St. Louis County District Court File No. 69DU-CV-11-3115

The opinion of the court was delivered by: Bjorkman, Judge

This opinion will be unpublished and may not be cited except as provided by Minn. Stat. § 480A.08, subd. 3 (2012).


Considered and decided by Connolly, Presiding Judge; Stauber, Judge; and Bjorkman, Judge.


In this tort action arising out of appellant-student's negative experiences with her high school hockey coach, appellant challenges the dismissal of her first amended complaint under Minn. R. Civ. P. 12.02(e) and denial of her motion to further amend her complaint. We affirm.


From September 2007 through October 2010, appellant Emy Albert attended Duluth East High School, part of respondent Independent School District No. 709. During her first two years of high school, Albert played on Duluth East's varsity girls' hockey team. Prior to the 2009-10 season, the school district's three high schools combined to form one girls' hockey team, and hired Shawna Davidson as head coach. This case involves Albert's negative interactions with Davidson during the 2009-10 season.

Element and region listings

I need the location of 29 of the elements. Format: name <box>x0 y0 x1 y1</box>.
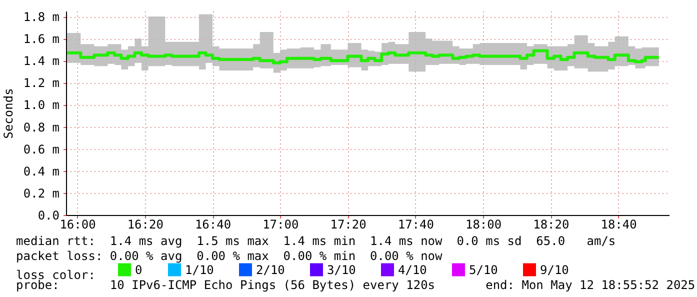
text: median rtt: 1.4 ms avg 1.5 ms max 1.4 ms min 1.4 ms now 0.0 ms sd 65.0 am/s <box>16 234 616 248</box>
y-tick-label: 1.2 m <box>23 76 60 90</box>
x-tick-label: 18:00 <box>465 218 502 232</box>
x-tick-label: 17:00 <box>262 218 299 232</box>
y-tick-label: 0.0 <box>38 208 60 222</box>
x-tick-label: 18:40 <box>600 218 637 232</box>
y-tick-label: 0.2 m <box>23 186 60 200</box>
legend-label: 4/10 <box>398 262 427 277</box>
y-tick-label: 0.4 m <box>23 164 60 178</box>
text: packet loss: 0.00 % avg 0.00 % max 0.00 % min 0.00 % now <box>16 249 442 263</box>
y-tick-label: 1.6 m <box>23 32 60 46</box>
legend-label: 0 <box>135 262 142 277</box>
x-tick-label: 17:20 <box>330 218 366 232</box>
y-axis-title: Seconds <box>1 88 16 139</box>
legend-label: 2/10 <box>256 262 285 277</box>
y-tick-label: 0.8 m <box>23 120 60 134</box>
legend-label: 3/10 <box>327 262 356 277</box>
y-tick-label: 1.8 m <box>23 10 60 24</box>
x-tick-label: 16:40 <box>194 218 232 232</box>
legend-label: 5/10 <box>469 262 498 277</box>
x-tick-label: 16:00 <box>60 218 96 232</box>
legend-label: 1/10 <box>185 262 214 277</box>
x-tick-label: 17:40 <box>398 218 434 232</box>
x-tick-label: 18:20 <box>533 218 570 232</box>
y-tick-label: 0.6 m <box>23 142 60 156</box>
y-tick-label: 1.4 m <box>23 54 60 68</box>
x-tick-label: 16:20 <box>127 218 164 232</box>
y-tick-label: 1.0 m <box>23 98 60 112</box>
legend-label: 9/10 <box>540 262 569 277</box>
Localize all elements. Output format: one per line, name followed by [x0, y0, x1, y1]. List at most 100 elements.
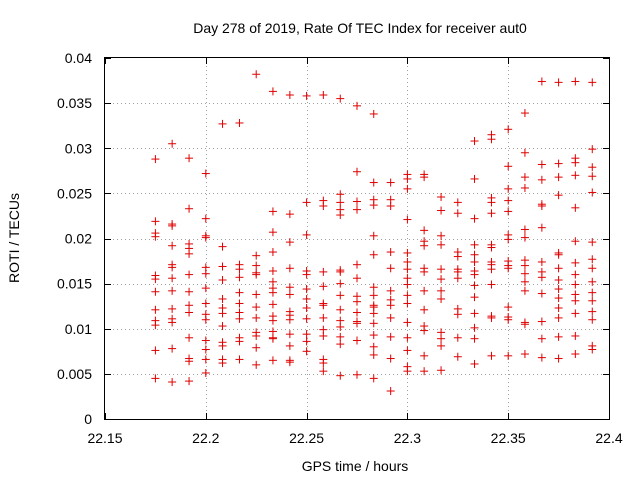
data-point	[252, 290, 261, 299]
data-point	[571, 350, 580, 359]
data-point	[537, 77, 546, 86]
data-point	[470, 137, 479, 146]
data-point	[369, 374, 378, 383]
data-point	[268, 356, 277, 365]
data-point	[151, 346, 160, 355]
data-point	[571, 270, 580, 279]
data-point	[420, 286, 429, 295]
data-point	[201, 269, 210, 278]
data-point	[185, 287, 194, 296]
data-point	[588, 277, 597, 286]
data-point	[369, 331, 378, 340]
data-point	[504, 235, 513, 244]
data-point	[201, 169, 210, 178]
data-point	[537, 289, 546, 298]
data-point	[470, 309, 479, 318]
data-point	[201, 315, 210, 324]
data-point	[504, 303, 513, 312]
data-point	[487, 280, 496, 289]
data-point	[520, 350, 529, 359]
data-point	[168, 286, 177, 295]
data-point	[420, 173, 429, 182]
data-point	[403, 346, 412, 355]
axis-ticks	[105, 58, 610, 420]
y-tick-label: 0.02	[65, 231, 92, 247]
data-point	[437, 341, 446, 350]
data-point	[520, 277, 529, 286]
data-point	[285, 91, 294, 100]
x-tick-label: 22.3	[394, 430, 421, 446]
y-tick-label: 0	[84, 411, 92, 427]
data-point	[353, 101, 361, 110]
data-point	[403, 215, 412, 224]
data-point	[403, 367, 412, 376]
data-point	[369, 309, 378, 318]
data-point	[403, 299, 412, 308]
data-point	[403, 291, 412, 300]
data-point	[319, 301, 328, 310]
data-point	[353, 319, 361, 328]
data-point	[537, 273, 546, 282]
data-point	[420, 305, 429, 314]
data-point	[470, 293, 479, 302]
data-point	[302, 337, 311, 346]
data-point	[302, 91, 311, 100]
data-point	[285, 341, 294, 350]
data-point	[302, 347, 311, 356]
data-point	[554, 354, 563, 363]
data-point	[353, 274, 361, 283]
data-point	[588, 188, 597, 197]
data-point	[453, 310, 462, 319]
data-point	[470, 257, 479, 266]
data-point	[554, 294, 563, 303]
data-point	[353, 197, 361, 206]
data-point	[218, 309, 227, 318]
data-point	[386, 313, 395, 322]
data-point	[453, 333, 462, 342]
data-point	[319, 202, 328, 211]
data-point	[369, 231, 378, 240]
data-point	[520, 320, 529, 329]
data-point	[588, 307, 597, 316]
data-point	[386, 286, 395, 295]
data-point	[504, 196, 513, 205]
data-point	[218, 276, 227, 285]
data-point	[386, 248, 395, 257]
data-point	[353, 167, 361, 176]
data-point	[285, 264, 294, 273]
data-point	[185, 357, 194, 366]
data-point	[403, 333, 412, 342]
data-point	[285, 238, 294, 247]
data-point	[319, 367, 328, 376]
data-point	[437, 231, 446, 240]
data-point	[420, 226, 429, 235]
data-point	[302, 314, 311, 323]
data-point	[369, 250, 378, 259]
data-point	[252, 261, 261, 270]
data-point	[201, 299, 210, 308]
data-point	[268, 288, 277, 297]
data-point	[453, 198, 462, 207]
data-point	[537, 175, 546, 184]
data-point	[571, 309, 580, 318]
data-point	[420, 241, 429, 250]
data-point	[504, 162, 513, 171]
data-point	[386, 301, 395, 310]
data-point	[252, 251, 261, 260]
data-point	[151, 374, 160, 383]
data-point	[235, 265, 244, 274]
data-point	[520, 261, 529, 270]
data-point	[185, 377, 194, 386]
data-point	[319, 282, 328, 291]
y-tick-label: 0.04	[65, 50, 92, 66]
data-point	[571, 296, 580, 305]
data-point	[470, 174, 479, 183]
data-point	[487, 243, 496, 252]
data-point	[537, 202, 546, 211]
data-point	[588, 238, 597, 247]
data-point	[588, 288, 597, 297]
data-point	[420, 267, 429, 276]
data-point	[218, 322, 227, 331]
data-point	[470, 323, 479, 332]
data-point	[336, 198, 345, 207]
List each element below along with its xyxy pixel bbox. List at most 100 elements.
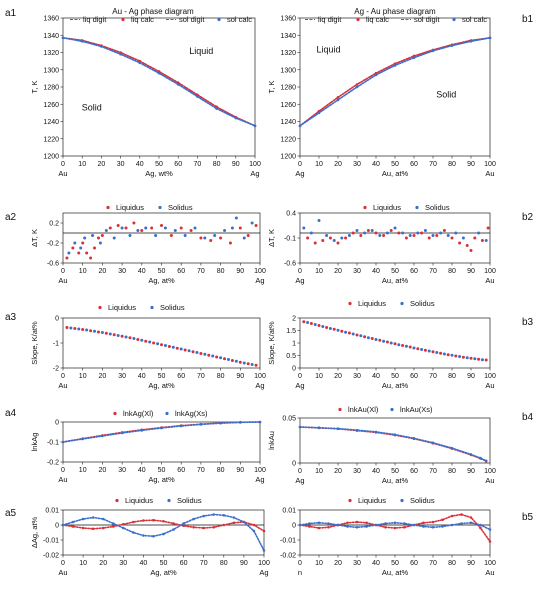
chart-b5: b5 0 10 20 30 40 50 60 70 80 90 100 -0.02 -0.01 0 0.01 n… bbox=[280, 496, 534, 577]
x-tick-label: 70 bbox=[194, 161, 202, 168]
panel-label: b5 bbox=[522, 512, 534, 523]
data-point bbox=[212, 513, 216, 516]
data-point bbox=[203, 352, 207, 356]
legend-swatch bbox=[217, 17, 221, 22]
data-point bbox=[488, 540, 492, 543]
data-point bbox=[446, 234, 450, 237]
data-point bbox=[422, 525, 425, 528]
legend-swatch bbox=[363, 205, 367, 210]
panel-label: b4 bbox=[522, 412, 534, 423]
x-tick-label: 100 bbox=[484, 268, 496, 275]
data-point bbox=[85, 328, 89, 332]
data-point bbox=[120, 334, 124, 338]
data-point bbox=[232, 521, 236, 525]
data-point bbox=[458, 241, 462, 245]
x-tick-label: 0 bbox=[298, 268, 302, 275]
legend-swatch bbox=[452, 17, 456, 22]
data-point bbox=[93, 246, 97, 250]
y-tick-label: 1340 bbox=[280, 33, 296, 40]
x-tick-label: 60 bbox=[180, 560, 188, 567]
y-axis-label: ΔT, K bbox=[267, 229, 276, 247]
panel-label: a5 bbox=[5, 508, 17, 519]
data-point bbox=[77, 251, 81, 255]
data-point bbox=[374, 231, 378, 235]
x-tick-label: 90 bbox=[240, 560, 248, 567]
data-point bbox=[167, 345, 171, 348]
data-point bbox=[442, 352, 446, 356]
data-point bbox=[441, 518, 444, 522]
chart-title: Au - Ag phase diagram bbox=[112, 7, 194, 16]
y-tick-label: 1220 bbox=[43, 136, 59, 143]
data-point bbox=[202, 514, 205, 518]
x-tick-label: 80 bbox=[217, 467, 225, 474]
data-point bbox=[132, 531, 135, 534]
series-solidus bbox=[302, 219, 488, 242]
data-point bbox=[65, 326, 69, 329]
data-point bbox=[222, 513, 226, 517]
data-point bbox=[163, 226, 167, 230]
legend-swatch bbox=[348, 301, 352, 306]
x-tick-label: 20 bbox=[334, 161, 342, 168]
data-point bbox=[458, 355, 462, 358]
x-end-label-right: Ag bbox=[250, 169, 259, 178]
data-point bbox=[234, 216, 238, 220]
data-point bbox=[412, 436, 416, 440]
legend-entry: lnkAu(Xs) bbox=[400, 405, 433, 414]
data-point bbox=[219, 356, 223, 360]
legend-entry: Liquidus bbox=[125, 496, 153, 505]
x-tick-label: 10 bbox=[79, 268, 87, 275]
data-point bbox=[160, 224, 163, 227]
data-point bbox=[246, 362, 250, 366]
data-point bbox=[223, 357, 227, 361]
x-tick-label: 40 bbox=[138, 467, 146, 474]
data-point bbox=[163, 344, 167, 347]
data-point bbox=[309, 322, 313, 325]
x-end-label-right: Au bbox=[485, 381, 494, 390]
data-point bbox=[336, 98, 340, 102]
legend-entry: sol digit bbox=[414, 15, 440, 24]
data-point bbox=[477, 357, 481, 361]
chart-a2: a2 0 10 20 30 40 50 60 70 80 90 100 -0.6 -0.2 0.2 Au Ag A… bbox=[5, 203, 266, 285]
data-point bbox=[365, 521, 368, 525]
data-point bbox=[484, 459, 488, 463]
data-point bbox=[435, 234, 439, 237]
panel-label: a4 bbox=[5, 408, 17, 419]
data-point bbox=[182, 524, 185, 528]
data-point bbox=[144, 339, 148, 343]
chart-b3: b3 0 10 20 30 40 50 60 70 80 90 100 0 0.5 1 1.5 2 Ag Au Au,… bbox=[267, 299, 534, 390]
legend-entry: liq calc bbox=[131, 15, 154, 24]
legend-swatch bbox=[150, 305, 154, 310]
data-point bbox=[69, 326, 73, 330]
data-point bbox=[173, 229, 177, 232]
plot-area bbox=[62, 212, 261, 264]
x-tick-label: 50 bbox=[391, 373, 399, 380]
data-point bbox=[469, 516, 473, 519]
data-point bbox=[120, 431, 124, 435]
data-point bbox=[172, 522, 175, 525]
x-tick-label: 0 bbox=[298, 468, 302, 475]
data-point bbox=[191, 350, 195, 354]
y-tick-label: 1260 bbox=[43, 102, 59, 109]
panel-label: a3 bbox=[5, 312, 17, 323]
x-tick-label: 70 bbox=[197, 268, 205, 275]
legend-entry: Solidus bbox=[160, 303, 185, 312]
data-point bbox=[176, 83, 180, 86]
x-tick-label: 90 bbox=[232, 161, 240, 168]
data-point bbox=[302, 320, 306, 324]
x-tick-label: 40 bbox=[138, 373, 146, 380]
data-point bbox=[327, 525, 330, 529]
x-end-label-left: Ag bbox=[295, 169, 304, 178]
data-point bbox=[317, 324, 321, 327]
x-end-label-left: Ag bbox=[295, 381, 304, 390]
data-point bbox=[313, 323, 317, 326]
data-point bbox=[308, 522, 311, 525]
x-tick-label: 50 bbox=[158, 373, 166, 380]
data-point bbox=[435, 351, 439, 354]
series-line bbox=[62, 513, 265, 552]
x-tick-label: 0 bbox=[298, 161, 302, 168]
data-point bbox=[71, 520, 75, 524]
x-tick-label: 50 bbox=[158, 467, 166, 474]
data-point bbox=[85, 251, 89, 255]
x-tick-label: 100 bbox=[249, 161, 261, 168]
data-point bbox=[404, 344, 408, 348]
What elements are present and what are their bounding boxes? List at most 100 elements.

## Tasks to perform
A) Translate this sentence from the court opinion into Spanish: "During her first two years of high school, Albert played on Duluth East's varsity girls' hockey team."
B) Using the court opinion, decide whether each statement agrees with it. Answer yes or no and quote the words that decide it.
(i) The opinion of the court was delivered by Judge Stauber.
(ii) Albert attended Duluth East High School from September 2007 through October 2010.
(iii) Shawna Davidson was hired as head coach of a girls' hockey team formed by combining the school district's three high schools.
C) Continue the court opinion about the student and her high school hockey coach, starting after its last sentence.

## Answer set
A) Durante sus dos primeros años de secundaria, Albert jugó en el equipo varsity de hockey femenino de Duluth East.

B)
(i) No: "The opinion of the court was delivered by: Bjorkman, Judge"
(ii) Yes: "From September 2007 through October 2010, appellant Emy Albert attended Duluth East High School"
(iii) Yes: "the school district's three high schools combined to form one girls' hockey team, and hired Shawna Davidson as head coach"

C)
Albert alleges that Davidson engaged in inappropriate conduct while performing her coaching duties. Davidson regularly used profanity, yelled at players, and made crude jokes about a former coach. According to Albert, Davidson took the team shopping at the store where she worked on a practice night, sent the team out-of-town to watch a hockey game without informing parents, and gave team members, including minors, lottery tickets as Christmas gifts. When Albert expressed concern to Davidson about these actions, Davidson responded by singling Albert out for ridicule and punishment. Davidson's retaliatory action included making Albert practice with both the junior varsity and varsity teams, benching her during games, and verbally attacking and embarrassing her in front of her teammates. Eventually, Davidson stopped talking to Albert, told the other players not to talk to her, returned her equipment without explanation, and did not invite her to participate in off-season training sessions.

Davidson refused to meet with Albert's parents to discuss her complaints, and the school district did not address Albert's concerns about Davidson's conduct. As a result of Davidson's conduct, Albert transferred to a private high school for her senior year.

Albert initiated this action against the school district, alleging claims of negligent hiring, negligent supervision, bullying, and harassment. Albert's bullying claim asserts that Davidson's refusal to speak to her constitutes intentional infliction of emotional distress. The school district moved to dismiss the complaint under Minn. R. Civ. P. 12.02(e), arguing that the complaint "fails to state a claim as a matter of law."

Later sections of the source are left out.